# [Instructions for the task]
Extract, from the records beneath this instruction, each line that contains the word "Table".

# [Supplied data]
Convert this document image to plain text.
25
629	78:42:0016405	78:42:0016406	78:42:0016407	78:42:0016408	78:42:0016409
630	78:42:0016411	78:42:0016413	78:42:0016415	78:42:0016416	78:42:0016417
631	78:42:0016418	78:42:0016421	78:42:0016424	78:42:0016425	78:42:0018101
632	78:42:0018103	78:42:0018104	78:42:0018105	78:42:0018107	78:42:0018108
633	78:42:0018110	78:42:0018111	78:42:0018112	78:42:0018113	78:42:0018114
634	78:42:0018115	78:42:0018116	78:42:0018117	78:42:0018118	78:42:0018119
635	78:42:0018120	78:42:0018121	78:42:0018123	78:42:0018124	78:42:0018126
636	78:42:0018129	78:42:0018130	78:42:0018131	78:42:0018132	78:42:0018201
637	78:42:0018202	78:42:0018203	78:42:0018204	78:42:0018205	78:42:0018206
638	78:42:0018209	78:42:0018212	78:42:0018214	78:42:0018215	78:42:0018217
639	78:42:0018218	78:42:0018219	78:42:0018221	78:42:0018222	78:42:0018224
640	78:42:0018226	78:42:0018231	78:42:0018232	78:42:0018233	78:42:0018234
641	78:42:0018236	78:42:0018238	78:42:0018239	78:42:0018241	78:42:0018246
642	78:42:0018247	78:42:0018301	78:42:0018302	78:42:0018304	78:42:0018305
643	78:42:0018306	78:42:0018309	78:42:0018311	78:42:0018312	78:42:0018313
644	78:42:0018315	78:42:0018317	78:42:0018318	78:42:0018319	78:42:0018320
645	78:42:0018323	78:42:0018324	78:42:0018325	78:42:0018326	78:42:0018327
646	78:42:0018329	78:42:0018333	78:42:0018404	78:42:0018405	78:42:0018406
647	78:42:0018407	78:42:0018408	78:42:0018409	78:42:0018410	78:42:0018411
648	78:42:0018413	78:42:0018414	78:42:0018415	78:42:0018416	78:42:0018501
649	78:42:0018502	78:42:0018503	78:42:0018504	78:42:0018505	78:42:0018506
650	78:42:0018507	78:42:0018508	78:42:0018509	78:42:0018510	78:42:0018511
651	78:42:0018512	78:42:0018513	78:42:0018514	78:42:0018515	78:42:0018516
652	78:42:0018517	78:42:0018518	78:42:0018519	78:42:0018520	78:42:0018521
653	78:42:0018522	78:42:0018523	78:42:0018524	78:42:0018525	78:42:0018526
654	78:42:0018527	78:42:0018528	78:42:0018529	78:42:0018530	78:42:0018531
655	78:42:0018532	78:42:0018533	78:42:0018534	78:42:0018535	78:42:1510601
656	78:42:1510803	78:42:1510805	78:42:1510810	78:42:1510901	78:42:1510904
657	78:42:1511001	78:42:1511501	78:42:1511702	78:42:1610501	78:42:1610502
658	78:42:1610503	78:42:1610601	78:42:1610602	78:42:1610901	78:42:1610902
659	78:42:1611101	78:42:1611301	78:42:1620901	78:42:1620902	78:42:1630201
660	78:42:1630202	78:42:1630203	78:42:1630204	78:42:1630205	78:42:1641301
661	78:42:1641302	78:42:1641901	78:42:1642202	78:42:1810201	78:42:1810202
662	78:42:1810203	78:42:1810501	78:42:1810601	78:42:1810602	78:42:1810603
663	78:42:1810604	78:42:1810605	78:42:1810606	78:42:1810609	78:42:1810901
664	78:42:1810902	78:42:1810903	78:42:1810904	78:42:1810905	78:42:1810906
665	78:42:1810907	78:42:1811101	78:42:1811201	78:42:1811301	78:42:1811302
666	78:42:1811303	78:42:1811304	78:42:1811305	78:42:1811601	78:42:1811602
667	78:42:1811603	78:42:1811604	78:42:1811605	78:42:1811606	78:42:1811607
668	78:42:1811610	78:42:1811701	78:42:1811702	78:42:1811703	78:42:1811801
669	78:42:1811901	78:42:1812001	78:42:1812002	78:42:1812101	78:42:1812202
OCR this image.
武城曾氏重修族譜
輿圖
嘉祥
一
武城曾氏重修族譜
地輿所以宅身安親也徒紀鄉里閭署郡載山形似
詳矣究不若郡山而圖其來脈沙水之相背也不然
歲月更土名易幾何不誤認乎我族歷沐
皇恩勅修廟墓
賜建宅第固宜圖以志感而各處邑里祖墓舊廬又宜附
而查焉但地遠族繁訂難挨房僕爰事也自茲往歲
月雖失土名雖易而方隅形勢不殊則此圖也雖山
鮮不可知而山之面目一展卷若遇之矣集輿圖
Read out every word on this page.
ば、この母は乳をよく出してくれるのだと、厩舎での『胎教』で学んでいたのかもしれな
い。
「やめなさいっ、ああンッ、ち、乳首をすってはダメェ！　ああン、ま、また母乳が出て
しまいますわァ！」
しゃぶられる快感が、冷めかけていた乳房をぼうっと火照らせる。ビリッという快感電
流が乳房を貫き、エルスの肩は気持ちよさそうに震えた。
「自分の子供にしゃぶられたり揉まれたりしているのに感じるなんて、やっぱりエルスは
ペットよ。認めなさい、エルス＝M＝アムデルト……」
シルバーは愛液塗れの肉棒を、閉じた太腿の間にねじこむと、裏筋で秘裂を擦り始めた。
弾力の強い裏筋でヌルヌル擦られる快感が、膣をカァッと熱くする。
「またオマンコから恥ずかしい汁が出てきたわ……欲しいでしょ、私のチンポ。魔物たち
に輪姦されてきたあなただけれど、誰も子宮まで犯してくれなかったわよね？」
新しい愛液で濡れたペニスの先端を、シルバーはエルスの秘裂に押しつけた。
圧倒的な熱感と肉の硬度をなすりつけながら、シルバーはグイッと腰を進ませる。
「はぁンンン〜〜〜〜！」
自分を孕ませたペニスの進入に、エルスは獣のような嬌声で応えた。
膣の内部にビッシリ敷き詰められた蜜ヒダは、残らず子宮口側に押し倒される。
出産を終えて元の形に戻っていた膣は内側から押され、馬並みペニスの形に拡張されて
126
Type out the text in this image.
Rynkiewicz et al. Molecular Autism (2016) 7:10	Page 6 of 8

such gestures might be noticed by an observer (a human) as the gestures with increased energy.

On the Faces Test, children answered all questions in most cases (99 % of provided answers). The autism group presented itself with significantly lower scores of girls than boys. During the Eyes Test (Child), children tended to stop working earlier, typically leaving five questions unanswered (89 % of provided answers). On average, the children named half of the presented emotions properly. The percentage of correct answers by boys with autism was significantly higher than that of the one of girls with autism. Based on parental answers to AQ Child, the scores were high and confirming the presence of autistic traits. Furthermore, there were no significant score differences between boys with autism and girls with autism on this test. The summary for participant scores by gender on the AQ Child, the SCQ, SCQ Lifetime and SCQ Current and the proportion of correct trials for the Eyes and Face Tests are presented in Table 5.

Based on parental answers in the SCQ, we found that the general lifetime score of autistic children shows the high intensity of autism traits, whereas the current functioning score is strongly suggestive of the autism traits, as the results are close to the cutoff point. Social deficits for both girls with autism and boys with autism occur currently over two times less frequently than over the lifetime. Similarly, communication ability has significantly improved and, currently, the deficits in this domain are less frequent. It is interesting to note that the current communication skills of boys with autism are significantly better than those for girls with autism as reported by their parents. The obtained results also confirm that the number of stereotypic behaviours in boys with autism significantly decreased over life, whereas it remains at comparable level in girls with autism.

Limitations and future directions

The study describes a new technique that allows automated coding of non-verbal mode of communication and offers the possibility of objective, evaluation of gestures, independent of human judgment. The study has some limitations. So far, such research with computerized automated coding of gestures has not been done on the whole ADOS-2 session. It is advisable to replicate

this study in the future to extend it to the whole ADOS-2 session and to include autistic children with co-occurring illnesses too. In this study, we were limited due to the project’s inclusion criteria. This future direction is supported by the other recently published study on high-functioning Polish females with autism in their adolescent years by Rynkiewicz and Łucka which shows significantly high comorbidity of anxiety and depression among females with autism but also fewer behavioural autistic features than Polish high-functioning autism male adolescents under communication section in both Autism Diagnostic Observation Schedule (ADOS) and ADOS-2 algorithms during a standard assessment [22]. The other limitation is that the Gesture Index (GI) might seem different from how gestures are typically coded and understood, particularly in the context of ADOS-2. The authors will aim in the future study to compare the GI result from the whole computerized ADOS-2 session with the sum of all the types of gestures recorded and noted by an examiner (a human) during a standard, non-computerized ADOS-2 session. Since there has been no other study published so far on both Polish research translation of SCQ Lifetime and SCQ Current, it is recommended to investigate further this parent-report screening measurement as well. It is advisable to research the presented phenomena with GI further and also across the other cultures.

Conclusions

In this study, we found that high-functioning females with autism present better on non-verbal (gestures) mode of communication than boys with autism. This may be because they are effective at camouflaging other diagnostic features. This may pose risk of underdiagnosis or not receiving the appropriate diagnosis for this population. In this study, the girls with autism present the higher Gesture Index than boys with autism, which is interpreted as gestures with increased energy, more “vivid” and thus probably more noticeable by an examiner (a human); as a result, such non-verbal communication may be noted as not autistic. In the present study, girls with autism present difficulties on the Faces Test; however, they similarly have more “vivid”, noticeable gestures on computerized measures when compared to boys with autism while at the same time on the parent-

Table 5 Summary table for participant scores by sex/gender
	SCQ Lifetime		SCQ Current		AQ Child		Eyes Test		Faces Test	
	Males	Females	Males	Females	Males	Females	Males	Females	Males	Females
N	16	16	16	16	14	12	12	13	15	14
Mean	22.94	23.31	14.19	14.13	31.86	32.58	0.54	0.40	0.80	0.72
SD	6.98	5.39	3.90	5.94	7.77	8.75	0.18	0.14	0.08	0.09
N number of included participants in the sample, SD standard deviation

# [Full answer]
On the Faces Test, children answered all questions in most cases (99 % of provided answers). The autism group presented itself with significantly lower scores of girls than boys. During the Eyes Test (Child), children tended to stop working earlier, typically leaving five questions unanswered (89 % of provided answers). On average, the children named half of the presented emotions properly. The percentage of correct answers by boys with autism was significantly higher than that of the one of girls with autism. Based on parental answers to AQ Child, the scores were high and confirming the presence of autistic traits. Furthermore, there were no significant score differences between boys with autism and girls with autism on this test. The summary for participant scores by gender on the AQ Child, the SCQ, SCQ Lifetime and SCQ Current and the proportion of correct trials for the Eyes and Face Tests are presented in Table 5.
Table 5 Summary table for participant scores by sex/gender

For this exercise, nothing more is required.